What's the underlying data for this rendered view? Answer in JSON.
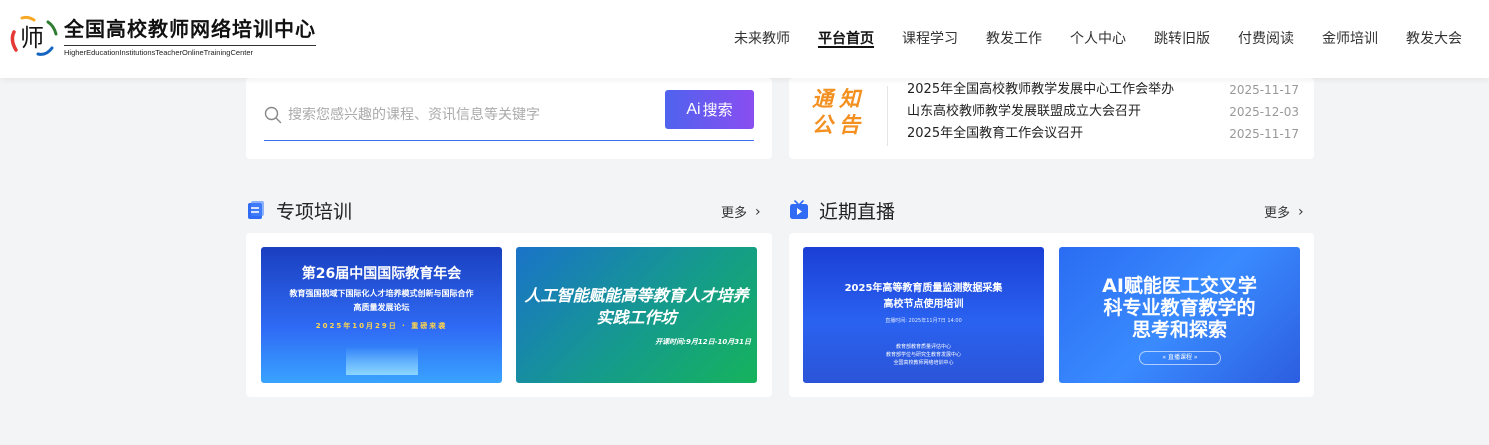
{
  "header": {
    "logo_mark": "师",
    "logo_cn": "全国高校教师网络培训中心",
    "logo_en": "HigherEducationInstitutionsTeacherOnlineTrainingCenter",
    "nav": [
      {
        "label": "未来教师",
        "active": false
      },
      {
        "label": "平台首页",
        "active": true
      },
      {
        "label": "课程学习",
        "active": false
      },
      {
        "label": "教发工作",
        "active": false
      },
      {
        "label": "个人中心",
        "active": false
      },
      {
        "label": "跳转旧版",
        "active": false
      },
      {
        "label": "付费阅读",
        "active": false
      },
      {
        "label": "金师培训",
        "active": false
      },
      {
        "label": "教发大会",
        "active": false
      }
    ]
  },
  "search": {
    "placeholder": "搜索您感兴趣的课程、资讯信息等关键字",
    "button_ai": "Ai",
    "button_label": "搜索",
    "accent": "#4f63ee"
  },
  "notice": {
    "badge_line1": "通知",
    "badge_line2": "公告",
    "badge_color": "#f39020",
    "items": [
      {
        "title": "2025年全国高校教师教学发展中心工作会举办",
        "date": "2025-11-17"
      },
      {
        "title": "山东高校教师教学发展联盟成立大会召开",
        "date": "2025-12-03"
      },
      {
        "title": "2025年全国教育工作会议召开",
        "date": "2025-11-17"
      }
    ]
  },
  "training": {
    "title": "专项培训",
    "more": "更多",
    "cards": [
      {
        "title": "第26届中国国际教育年会",
        "subtitle1": "教育强国视域下国际化人才培养模式创新与国际合作",
        "subtitle2": "高质量发展论坛",
        "date": "2025年10月29日 · 重磅来袭"
      },
      {
        "title_line1": "人工智能赋能高等教育人才培养",
        "title_line2": "实践工作坊",
        "time": "开课时间:9月12日-10月31日"
      }
    ]
  },
  "live": {
    "title": "近期直播",
    "more": "更多",
    "cards": [
      {
        "title_line1": "2025年高等教育质量监测数据采集",
        "title_line2": "高校节点使用培训",
        "meta": "直播时间: 2025年11月7日 14:00",
        "org1": "教育部教育质量评估中心",
        "org2": "教育部学位与研究生教育发展中心",
        "org3": "全国高校教师网络培训中心"
      },
      {
        "title_line1": "AI赋能医工交叉学",
        "title_line2": "科专业教育教学的",
        "title_line3": "思考和探索",
        "pill": "«  直播课程  »"
      }
    ]
  }
}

→ Aim of the task
Select every line in the records above that contains the word "date".

→ Output
        "date": "2025-11-17"
        "date": "2025-12-03"
        "date": "2025-11-17"
        "date": "2025年10月29日 · 重磅来袭"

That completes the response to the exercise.